TEXTE CITÉ:
::::
#237 05 Juillet 2018 16:21:10
Deux livres lus dernièrement, venant renforcer la cohorte des auteurs allemands explorés depuis mon inscription sur ce site : Le Faust (I) de Goethe et un livre regroupant deux essais de Carl Schmitt (La notion de politique et la théorie du partisan).
Après le Faust de Marlowe, lu voici quelques semaines, la version de Goethe - dont je connaissais pourtant vaguement les grandes lignes - m'a quelque peu surprise. La différence très nette entre ces deux interprétations, je crois, vient du fait (outre les variations de fond et de style bien compréhensibles du fait des différentes époques de composition) que la version de Marlowe est essentiellement théatrale et cette de Goethe principalement destinée à la lecture. La version de Marlowe est plus brute, tragique, expressive ; celle de Goethe (renforcée ici par la traduction de Nerval) plus lyrique, romantique et littéraire. Si je reconnais des qualités intrinsèques supérieures à celle de Goethe, je dois avouer avoir préféré la lecture celle de l'anglais (et c'est une surprise !). Mais cela n'en reste pas moins une belle expérience de lecture, et j'ai pu enfin voir (je ne voulais pas le faire avant) le film de Murnau qui est un véritable chef-d'oeuvre (bien que légèrement en deça de l'Aurore). Je continuerai sous peu mes explorations faustiennes, avec la version (sans doute très personnelle) d'un auteur qui m'est cher, Pessoa. Les illustrations de Delacroix qui étaient ici disposées en miroir du texte (nous sommes aux éditions Diane de Selliers, il faut bien l'évoquer) ne m'ont (sauf deux ou trois exceptions) guère enthousiasmées, mais elles ont l'avantage d'accompagner fidèlement l'oeuvre.
::::
LIGNES RÉPERTORIÉES:
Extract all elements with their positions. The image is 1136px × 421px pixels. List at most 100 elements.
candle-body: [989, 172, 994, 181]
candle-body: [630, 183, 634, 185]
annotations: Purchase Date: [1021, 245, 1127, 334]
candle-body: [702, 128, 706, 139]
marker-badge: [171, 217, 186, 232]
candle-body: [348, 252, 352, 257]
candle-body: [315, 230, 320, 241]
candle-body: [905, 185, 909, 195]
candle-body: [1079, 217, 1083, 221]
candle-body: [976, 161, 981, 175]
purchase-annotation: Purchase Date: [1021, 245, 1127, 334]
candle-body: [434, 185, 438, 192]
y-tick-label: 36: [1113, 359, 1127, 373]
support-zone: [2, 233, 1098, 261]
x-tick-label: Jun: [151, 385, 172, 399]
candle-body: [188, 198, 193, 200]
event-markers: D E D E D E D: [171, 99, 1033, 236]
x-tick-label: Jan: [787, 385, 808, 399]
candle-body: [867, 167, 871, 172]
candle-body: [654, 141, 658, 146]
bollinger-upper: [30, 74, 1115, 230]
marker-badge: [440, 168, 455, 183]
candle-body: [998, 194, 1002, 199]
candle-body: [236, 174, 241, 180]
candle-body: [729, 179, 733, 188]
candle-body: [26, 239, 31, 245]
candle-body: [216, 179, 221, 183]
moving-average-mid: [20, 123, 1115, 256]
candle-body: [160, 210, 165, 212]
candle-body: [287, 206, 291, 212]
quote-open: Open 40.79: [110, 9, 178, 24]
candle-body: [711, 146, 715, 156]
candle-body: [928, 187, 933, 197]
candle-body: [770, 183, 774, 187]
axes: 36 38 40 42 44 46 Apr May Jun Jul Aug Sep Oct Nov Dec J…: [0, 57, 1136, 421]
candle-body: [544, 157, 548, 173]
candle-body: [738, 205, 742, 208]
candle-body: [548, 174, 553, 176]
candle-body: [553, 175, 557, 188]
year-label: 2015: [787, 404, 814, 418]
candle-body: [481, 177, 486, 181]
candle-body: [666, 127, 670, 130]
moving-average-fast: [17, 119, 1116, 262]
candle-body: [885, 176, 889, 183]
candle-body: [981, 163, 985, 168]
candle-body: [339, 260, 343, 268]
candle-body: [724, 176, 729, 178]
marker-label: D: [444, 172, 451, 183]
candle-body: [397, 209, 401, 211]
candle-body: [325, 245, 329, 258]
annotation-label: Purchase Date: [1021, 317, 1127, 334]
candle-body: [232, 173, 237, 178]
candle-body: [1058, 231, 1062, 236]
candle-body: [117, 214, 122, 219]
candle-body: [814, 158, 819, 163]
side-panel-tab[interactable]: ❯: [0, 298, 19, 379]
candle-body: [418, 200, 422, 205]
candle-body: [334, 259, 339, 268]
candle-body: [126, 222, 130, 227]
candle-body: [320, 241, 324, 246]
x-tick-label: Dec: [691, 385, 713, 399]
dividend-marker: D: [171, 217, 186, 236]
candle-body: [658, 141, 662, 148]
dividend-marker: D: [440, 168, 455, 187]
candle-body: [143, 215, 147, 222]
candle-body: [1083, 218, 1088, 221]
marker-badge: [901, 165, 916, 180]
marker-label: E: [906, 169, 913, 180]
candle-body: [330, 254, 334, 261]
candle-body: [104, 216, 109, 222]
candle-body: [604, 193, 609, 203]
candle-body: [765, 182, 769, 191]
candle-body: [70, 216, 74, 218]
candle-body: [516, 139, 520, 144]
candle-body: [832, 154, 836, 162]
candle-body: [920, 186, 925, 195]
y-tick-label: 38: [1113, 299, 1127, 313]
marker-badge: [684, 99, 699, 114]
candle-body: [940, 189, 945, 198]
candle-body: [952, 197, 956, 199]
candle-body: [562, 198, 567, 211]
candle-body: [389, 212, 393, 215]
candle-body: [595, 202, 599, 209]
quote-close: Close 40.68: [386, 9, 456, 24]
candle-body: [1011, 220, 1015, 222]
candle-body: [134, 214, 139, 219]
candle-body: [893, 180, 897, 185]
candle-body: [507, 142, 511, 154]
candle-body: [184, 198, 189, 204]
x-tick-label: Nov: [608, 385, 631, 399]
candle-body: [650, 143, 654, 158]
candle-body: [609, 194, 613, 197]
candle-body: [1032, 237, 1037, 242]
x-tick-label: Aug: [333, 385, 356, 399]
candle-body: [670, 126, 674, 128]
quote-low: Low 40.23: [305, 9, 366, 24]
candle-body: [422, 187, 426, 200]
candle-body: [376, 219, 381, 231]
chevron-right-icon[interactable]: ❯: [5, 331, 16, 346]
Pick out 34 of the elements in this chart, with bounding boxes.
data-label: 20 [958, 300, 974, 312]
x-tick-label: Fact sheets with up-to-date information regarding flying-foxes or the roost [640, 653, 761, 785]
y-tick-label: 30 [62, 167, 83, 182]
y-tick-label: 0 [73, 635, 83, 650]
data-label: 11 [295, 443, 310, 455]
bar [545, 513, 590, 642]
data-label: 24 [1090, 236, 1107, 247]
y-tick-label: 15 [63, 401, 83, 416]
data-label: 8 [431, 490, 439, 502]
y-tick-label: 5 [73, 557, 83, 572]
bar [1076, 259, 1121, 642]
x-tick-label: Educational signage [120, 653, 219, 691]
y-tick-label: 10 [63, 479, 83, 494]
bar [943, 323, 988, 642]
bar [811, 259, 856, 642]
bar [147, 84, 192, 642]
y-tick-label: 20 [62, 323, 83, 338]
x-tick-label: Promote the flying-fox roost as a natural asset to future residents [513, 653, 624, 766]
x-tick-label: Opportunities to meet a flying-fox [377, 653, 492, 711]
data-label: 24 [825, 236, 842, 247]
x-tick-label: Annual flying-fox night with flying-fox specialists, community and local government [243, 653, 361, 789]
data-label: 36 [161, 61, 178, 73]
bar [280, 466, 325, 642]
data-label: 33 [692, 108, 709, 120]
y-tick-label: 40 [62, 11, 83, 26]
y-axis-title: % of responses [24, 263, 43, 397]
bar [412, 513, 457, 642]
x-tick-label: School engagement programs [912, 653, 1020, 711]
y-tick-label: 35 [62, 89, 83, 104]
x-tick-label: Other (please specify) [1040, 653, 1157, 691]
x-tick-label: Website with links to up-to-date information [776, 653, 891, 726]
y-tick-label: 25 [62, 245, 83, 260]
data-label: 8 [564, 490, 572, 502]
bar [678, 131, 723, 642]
::::
CONSIGNE:
Extrayez tel quel, dans le texte cité, le passage qui va de « #237 05 Juillet » jusqu'à « théorie du partisan). » inclus.

RÉPONSE ATTENDUE:
#237 05 Juillet 2018 16:21:10
Deux livres lus dernièrement, venant renforcer la cohorte des auteurs allemands explorés depuis mon inscription sur ce site : Le Faust (I) de Goethe et un livre regroupant deux essais de Carl Schmitt (La notion de politique et la théorie du partisan).